Objective:
Reproduce the data in its entirety, exactly as supplied.

Entries from a dataset:
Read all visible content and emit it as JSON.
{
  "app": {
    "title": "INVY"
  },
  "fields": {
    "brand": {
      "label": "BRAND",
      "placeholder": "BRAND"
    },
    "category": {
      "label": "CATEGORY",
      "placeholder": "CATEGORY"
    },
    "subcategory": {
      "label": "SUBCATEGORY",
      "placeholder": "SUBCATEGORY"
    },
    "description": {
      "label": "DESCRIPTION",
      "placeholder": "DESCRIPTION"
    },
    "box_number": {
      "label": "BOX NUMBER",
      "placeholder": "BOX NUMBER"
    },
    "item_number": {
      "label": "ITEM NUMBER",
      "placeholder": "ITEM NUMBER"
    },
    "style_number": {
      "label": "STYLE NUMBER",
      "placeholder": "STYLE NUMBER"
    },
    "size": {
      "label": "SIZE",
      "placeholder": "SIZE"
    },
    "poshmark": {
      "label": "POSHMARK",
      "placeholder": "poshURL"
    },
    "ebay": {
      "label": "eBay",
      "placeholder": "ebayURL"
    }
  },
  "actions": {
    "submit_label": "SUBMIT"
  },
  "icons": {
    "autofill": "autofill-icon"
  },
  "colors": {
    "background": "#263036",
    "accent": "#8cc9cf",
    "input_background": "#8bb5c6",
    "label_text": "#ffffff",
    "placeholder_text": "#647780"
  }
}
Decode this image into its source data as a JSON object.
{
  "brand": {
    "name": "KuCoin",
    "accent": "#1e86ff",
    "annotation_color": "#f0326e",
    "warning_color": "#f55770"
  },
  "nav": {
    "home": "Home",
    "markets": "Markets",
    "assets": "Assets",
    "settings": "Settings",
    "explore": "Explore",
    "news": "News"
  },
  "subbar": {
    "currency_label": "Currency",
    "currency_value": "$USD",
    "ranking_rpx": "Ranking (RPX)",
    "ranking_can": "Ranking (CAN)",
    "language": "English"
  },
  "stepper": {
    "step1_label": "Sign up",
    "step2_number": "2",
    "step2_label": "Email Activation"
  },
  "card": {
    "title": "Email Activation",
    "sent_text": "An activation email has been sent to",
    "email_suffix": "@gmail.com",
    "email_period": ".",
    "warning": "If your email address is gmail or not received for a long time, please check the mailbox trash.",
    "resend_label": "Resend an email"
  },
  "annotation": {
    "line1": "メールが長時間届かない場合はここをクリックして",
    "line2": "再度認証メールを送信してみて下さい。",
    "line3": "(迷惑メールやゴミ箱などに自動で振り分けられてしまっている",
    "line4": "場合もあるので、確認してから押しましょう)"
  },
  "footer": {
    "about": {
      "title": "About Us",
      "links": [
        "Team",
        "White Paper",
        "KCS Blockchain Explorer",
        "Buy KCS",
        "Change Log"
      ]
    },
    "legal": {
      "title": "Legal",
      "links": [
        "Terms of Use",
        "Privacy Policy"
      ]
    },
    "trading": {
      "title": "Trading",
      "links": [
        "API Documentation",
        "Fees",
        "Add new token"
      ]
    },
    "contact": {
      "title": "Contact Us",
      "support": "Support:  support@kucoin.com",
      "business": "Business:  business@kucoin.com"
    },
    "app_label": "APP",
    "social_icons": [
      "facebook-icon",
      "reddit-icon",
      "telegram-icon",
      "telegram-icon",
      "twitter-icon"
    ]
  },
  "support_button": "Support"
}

Finished exercise:
Read all visible content and emit it as JSON.
{
  "app": {
    "title": "INVY"
  },
  "fields": {
    "brand": {
      "label": "BRAND",
      "placeholder": "BRAND"
    },
    "category": {
      "label": "CATEGORY",
      "placeholder": "CATEGORY"
    },
    "subcategory": {
      "label": "SUBCATEGORY",
      "placeholder": "SUBCATEGORY"
    },
    "description": {
      "label": "DESCRIPTION",
      "placeholder": "DESCRIPTION"
    },
    "box_number": {
      "label": "BOX NUMBER",
      "placeholder": "BOX NUMBER"
    },
    "item_number": {
      "label": "ITEM NUMBER",
      "placeholder": "ITEM NUMBER"
    },
    "style_number": {
      "label": "STYLE NUMBER",
      "placeholder": "STYLE NUMBER"
    },
    "size": {
      "label": "SIZE",
      "placeholder": "SIZE"
    },
    "poshmark": {
      "label": "POSHMARK",
      "placeholder": "poshURL"
    },
    "ebay": {
      "label": "eBay",
      "placeholder": "ebayURL"
    }
  },
  "actions": {
    "submit_label": "SUBMIT"
  },
  "icons": {
    "autofill": "autofill-icon"
  },
  "colors": {
    "background": "#263036",
    "accent": "#8cc9cf",
    "input_background": "#8bb5c6",
    "label_text": "#ffffff",
    "placeholder_text": "#647780"
  }
}
Decode this image into its source data as a JSON object.
{
  "brand": {
    "name": "KuCoin",
    "accent": "#1e86ff",
    "annotation_color": "#f0326e",
    "warning_color": "#f55770"
  },
  "nav": {
    "home": "Home",
    "markets": "Markets",
    "assets": "Assets",
    "settings": "Settings",
    "explore": "Explore",
    "news": "News"
  },
  "subbar": {
    "currency_label": "Currency",
    "currency_value": "$USD",
    "ranking_rpx": "Ranking (RPX)",
    "ranking_can": "Ranking (CAN)",
    "language": "English"
  },
  "stepper": {
    "step1_label": "Sign up",
    "step2_number": "2",
    "step2_label": "Email Activation"
  },
  "card": {
    "title": "Email Activation",
    "sent_text": "An activation email has been sent to",
    "email_suffix": "@gmail.com",
    "email_period": ".",
    "warning": "If your email address is gmail or not received for a long time, please check the mailbox trash.",
    "resend_label": "Resend an email"
  },
  "annotation": {
    "line1": "メールが長時間届かない場合はここをクリックして",
    "line2": "再度認証メールを送信してみて下さい。",
    "line3": "(迷惑メールやゴミ箱などに自動で振り分けられてしまっている",
    "line4": "場合もあるので、確認してから押しましょう)"
  },
  "footer": {
    "about": {
      "title": "About Us",
      "links": [
        "Team",
        "White Paper",
        "KCS Blockchain Explorer",
        "Buy KCS",
        "Change Log"
      ]
    },
    "legal": {
      "title": "Legal",
      "links": [
        "Terms of Use",
        "Privacy Policy"
      ]
    },
    "trading": {
      "title": "Trading",
      "links": [
        "API Documentation",
        "Fees",
        "Add new token"
      ]
    },
    "contact": {
      "title": "Contact Us",
      "support": "Support:  support@kucoin.com",
      "business": "Business:  business@kucoin.com"
    },
    "app_label": "APP",
    "social_icons": [
      "facebook-icon",
      "reddit-icon",
      "telegram-icon",
      "telegram-icon",
      "twitter-icon"
    ]
  },
  "support_button": "Support"
}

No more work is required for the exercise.